Write out each entry again. Keep every word exactly as it is.

■ ■ ■ ■

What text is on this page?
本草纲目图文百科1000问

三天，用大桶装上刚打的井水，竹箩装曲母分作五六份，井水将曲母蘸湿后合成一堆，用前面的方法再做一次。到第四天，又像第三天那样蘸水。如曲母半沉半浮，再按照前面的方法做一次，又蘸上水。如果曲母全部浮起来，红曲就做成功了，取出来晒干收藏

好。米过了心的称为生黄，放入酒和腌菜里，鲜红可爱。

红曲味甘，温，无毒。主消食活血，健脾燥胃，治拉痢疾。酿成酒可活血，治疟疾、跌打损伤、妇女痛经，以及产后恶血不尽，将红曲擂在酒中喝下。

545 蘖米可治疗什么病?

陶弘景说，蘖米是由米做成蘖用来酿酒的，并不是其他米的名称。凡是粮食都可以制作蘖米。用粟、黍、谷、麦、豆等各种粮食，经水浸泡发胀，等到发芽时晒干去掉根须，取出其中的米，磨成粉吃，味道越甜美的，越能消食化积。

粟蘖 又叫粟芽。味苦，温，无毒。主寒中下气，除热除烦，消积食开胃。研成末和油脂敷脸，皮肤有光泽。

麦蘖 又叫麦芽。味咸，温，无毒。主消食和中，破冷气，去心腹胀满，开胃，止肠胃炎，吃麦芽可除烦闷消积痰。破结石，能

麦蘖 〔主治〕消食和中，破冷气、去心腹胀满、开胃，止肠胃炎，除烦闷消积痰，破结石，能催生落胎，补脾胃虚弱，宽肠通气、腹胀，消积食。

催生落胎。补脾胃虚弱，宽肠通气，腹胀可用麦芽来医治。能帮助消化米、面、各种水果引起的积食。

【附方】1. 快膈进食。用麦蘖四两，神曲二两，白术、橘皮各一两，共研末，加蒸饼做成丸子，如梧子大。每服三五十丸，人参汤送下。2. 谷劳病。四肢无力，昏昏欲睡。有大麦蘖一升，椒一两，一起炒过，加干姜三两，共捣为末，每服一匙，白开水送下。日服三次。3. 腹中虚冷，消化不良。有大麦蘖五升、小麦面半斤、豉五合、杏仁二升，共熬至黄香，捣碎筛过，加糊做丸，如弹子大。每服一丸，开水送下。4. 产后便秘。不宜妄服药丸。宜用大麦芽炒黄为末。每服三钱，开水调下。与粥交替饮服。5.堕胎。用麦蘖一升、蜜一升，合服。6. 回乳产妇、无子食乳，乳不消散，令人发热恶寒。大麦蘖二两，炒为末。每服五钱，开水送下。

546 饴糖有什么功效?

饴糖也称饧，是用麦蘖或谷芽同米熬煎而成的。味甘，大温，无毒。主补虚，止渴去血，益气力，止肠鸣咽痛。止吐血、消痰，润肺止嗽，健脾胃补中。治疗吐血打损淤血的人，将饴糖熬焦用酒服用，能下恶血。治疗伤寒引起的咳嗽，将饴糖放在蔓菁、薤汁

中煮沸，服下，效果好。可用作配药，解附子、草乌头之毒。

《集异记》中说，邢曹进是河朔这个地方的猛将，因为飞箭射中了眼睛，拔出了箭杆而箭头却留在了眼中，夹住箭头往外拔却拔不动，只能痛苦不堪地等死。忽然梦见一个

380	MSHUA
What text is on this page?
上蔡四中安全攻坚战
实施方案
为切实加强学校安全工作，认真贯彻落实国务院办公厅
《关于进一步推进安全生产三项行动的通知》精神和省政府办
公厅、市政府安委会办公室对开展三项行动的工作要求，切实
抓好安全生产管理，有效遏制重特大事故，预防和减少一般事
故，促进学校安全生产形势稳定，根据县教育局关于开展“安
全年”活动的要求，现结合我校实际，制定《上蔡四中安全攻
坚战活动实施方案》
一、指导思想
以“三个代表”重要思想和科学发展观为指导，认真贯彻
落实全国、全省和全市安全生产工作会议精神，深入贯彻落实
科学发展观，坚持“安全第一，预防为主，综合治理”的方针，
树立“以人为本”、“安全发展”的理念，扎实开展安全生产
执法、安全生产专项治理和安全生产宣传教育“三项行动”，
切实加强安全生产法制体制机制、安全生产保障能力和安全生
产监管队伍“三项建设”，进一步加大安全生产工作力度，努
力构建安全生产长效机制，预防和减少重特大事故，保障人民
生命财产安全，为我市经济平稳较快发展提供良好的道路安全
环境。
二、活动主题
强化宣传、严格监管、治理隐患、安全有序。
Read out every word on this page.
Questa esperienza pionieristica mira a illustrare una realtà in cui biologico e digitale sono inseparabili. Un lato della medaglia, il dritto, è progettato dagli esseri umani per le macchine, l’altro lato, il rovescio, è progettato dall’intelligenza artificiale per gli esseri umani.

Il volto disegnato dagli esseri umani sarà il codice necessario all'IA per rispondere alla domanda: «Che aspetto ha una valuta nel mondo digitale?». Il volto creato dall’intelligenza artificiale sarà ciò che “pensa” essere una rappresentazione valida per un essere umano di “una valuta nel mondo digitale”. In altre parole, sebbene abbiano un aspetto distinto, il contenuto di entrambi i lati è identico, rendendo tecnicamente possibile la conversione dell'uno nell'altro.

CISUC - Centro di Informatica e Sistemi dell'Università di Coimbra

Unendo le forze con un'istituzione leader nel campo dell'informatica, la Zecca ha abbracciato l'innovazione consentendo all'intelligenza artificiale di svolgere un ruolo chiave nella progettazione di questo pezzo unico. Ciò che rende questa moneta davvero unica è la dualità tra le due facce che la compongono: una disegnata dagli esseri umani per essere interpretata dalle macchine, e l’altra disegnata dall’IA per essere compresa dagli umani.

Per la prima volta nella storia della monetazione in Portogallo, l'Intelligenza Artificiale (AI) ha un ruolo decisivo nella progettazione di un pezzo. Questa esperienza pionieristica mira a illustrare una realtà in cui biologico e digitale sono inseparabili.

■ ■ ■ ■

> [Result of the task]:
What text is on this page?
本草纲目图文百科1000问

三天，用大桶装上刚打的井水，竹箩装曲母分作五六份，井水将曲母蘸湿后合成一堆，用前面的方法再做一次。到第四天，又像第三天那样蘸水。如曲母半沉半浮，再按照前面的方法做一次，又蘸上水。如果曲母全部浮起来，红曲就做成功了，取出来晒干收藏

好。米过了心的称为生黄，放入酒和腌菜里，鲜红可爱。

红曲味甘，温，无毒。主消食活血，健脾燥胃，治拉痢疾。酿成酒可活血，治疟疾、跌打损伤、妇女痛经，以及产后恶血不尽，将红曲擂在酒中喝下。

545 蘖米可治疗什么病?

陶弘景说，蘖米是由米做成蘖用来酿酒的，并不是其他米的名称。凡是粮食都可以制作蘖米。用粟、黍、谷、麦、豆等各种粮食，经水浸泡发胀，等到发芽时晒干去掉根须，取出其中的米，磨成粉吃，味道越甜美的，越能消食化积。

粟蘖 又叫粟芽。味苦，温，无毒。主寒中下气，除热除烦，消积食开胃。研成末和油脂敷脸，皮肤有光泽。

麦蘖 又叫麦芽。味咸，温，无毒。主消食和中，破冷气，去心腹胀满，开胃，止肠胃炎，吃麦芽可除烦闷消积痰。破结石，能

麦蘖 〔主治〕消食和中，破冷气、去心腹胀满、开胃，止肠胃炎，除烦闷消积痰，破结石，能催生落胎，补脾胃虚弱，宽肠通气、腹胀，消积食。

催生落胎。补脾胃虚弱，宽肠通气，腹胀可用麦芽来医治。能帮助消化米、面、各种水果引起的积食。

【附方】1. 快膈进食。用麦蘖四两，神曲二两，白术、橘皮各一两，共研末，加蒸饼做成丸子，如梧子大。每服三五十丸，人参汤送下。2. 谷劳病。四肢无力，昏昏欲睡。有大麦蘖一升，椒一两，一起炒过，加干姜三两，共捣为末，每服一匙，白开水送下。日服三次。3. 腹中虚冷，消化不良。有大麦蘖五升、小麦面半斤、豉五合、杏仁二升，共熬至黄香，捣碎筛过，加糊做丸，如弹子大。每服一丸，开水送下。4. 产后便秘。不宜妄服药丸。宜用大麦芽炒黄为末。每服三钱，开水调下。与粥交替饮服。5.堕胎。用麦蘖一升、蜜一升，合服。6. 回乳产妇、无子食乳，乳不消散，令人发热恶寒。大麦蘖二两，炒为末。每服五钱，开水送下。

546 饴糖有什么功效?

饴糖也称饧，是用麦蘖或谷芽同米熬煎而成的。味甘，大温，无毒。主补虚，止渴去血，益气力，止肠鸣咽痛。止吐血、消痰，润肺止嗽，健脾胃补中。治疗吐血打损淤血的人，将饴糖熬焦用酒服用，能下恶血。治疗伤寒引起的咳嗽，将饴糖放在蔓菁、薤汁

中煮沸，服下，效果好。可用作配药，解附子、草乌头之毒。

《集异记》中说，邢曹进是河朔这个地方的猛将，因为飞箭射中了眼睛，拔出了箭杆而箭头却留在了眼中，夹住箭头往外拔却拔不动，只能痛苦不堪地等死。忽然梦见一个

380	MSHUA
What text is on this page?
上蔡四中安全攻坚战
实施方案
为切实加强学校安全工作，认真贯彻落实国务院办公厅
《关于进一步推进安全生产三项行动的通知》精神和省政府办
公厅、市政府安委会办公室对开展三项行动的工作要求，切实
抓好安全生产管理，有效遏制重特大事故，预防和减少一般事
故，促进学校安全生产形势稳定，根据县教育局关于开展“安
全年”活动的要求，现结合我校实际，制定《上蔡四中安全攻
坚战活动实施方案》
一、指导思想
以“三个代表”重要思想和科学发展观为指导，认真贯彻
落实全国、全省和全市安全生产工作会议精神，深入贯彻落实
科学发展观，坚持“安全第一，预防为主，综合治理”的方针，
树立“以人为本”、“安全发展”的理念，扎实开展安全生产
执法、安全生产专项治理和安全生产宣传教育“三项行动”，
切实加强安全生产法制体制机制、安全生产保障能力和安全生
产监管队伍“三项建设”，进一步加大安全生产工作力度，努
力构建安全生产长效机制，预防和减少重特大事故，保障人民
生命财产安全，为我市经济平稳较快发展提供良好的道路安全
环境。
二、活动主题
强化宣传、严格监管、治理隐患、安全有序。
Read out every word on this page.
Questa esperienza pionieristica mira a illustrare una realtà in cui biologico e digitale sono inseparabili. Un lato della medaglia, il dritto, è progettato dagli esseri umani per le macchine, l’altro lato, il rovescio, è progettato dall’intelligenza artificiale per gli esseri umani.

Il volto disegnato dagli esseri umani sarà il codice necessario all'IA per rispondere alla domanda: «Che aspetto ha una valuta nel mondo digitale?». Il volto creato dall’intelligenza artificiale sarà ciò che “pensa” essere una rappresentazione valida per un essere umano di “una valuta nel mondo digitale”. In altre parole, sebbene abbiano un aspetto distinto, il contenuto di entrambi i lati è identico, rendendo tecnicamente possibile la conversione dell'uno nell'altro.

CISUC - Centro di Informatica e Sistemi dell'Università di Coimbra

Unendo le forze con un'istituzione leader nel campo dell'informatica, la Zecca ha abbracciato l'innovazione consentendo all'intelligenza artificiale di svolgere un ruolo chiave nella progettazione di questo pezzo unico. Ciò che rende questa moneta davvero unica è la dualità tra le due facce che la compongono: una disegnata dagli esseri umani per essere interpretata dalle macchine, e l’altra disegnata dall’IA per essere compresa dagli umani.

Per la prima volta nella storia della monetazione in Portogallo, l'Intelligenza Artificiale (AI) ha un ruolo decisivo nella progettazione di un pezzo. Questa esperienza pionieristica mira a illustrare una realtà in cui biologico e digitale sono inseparabili.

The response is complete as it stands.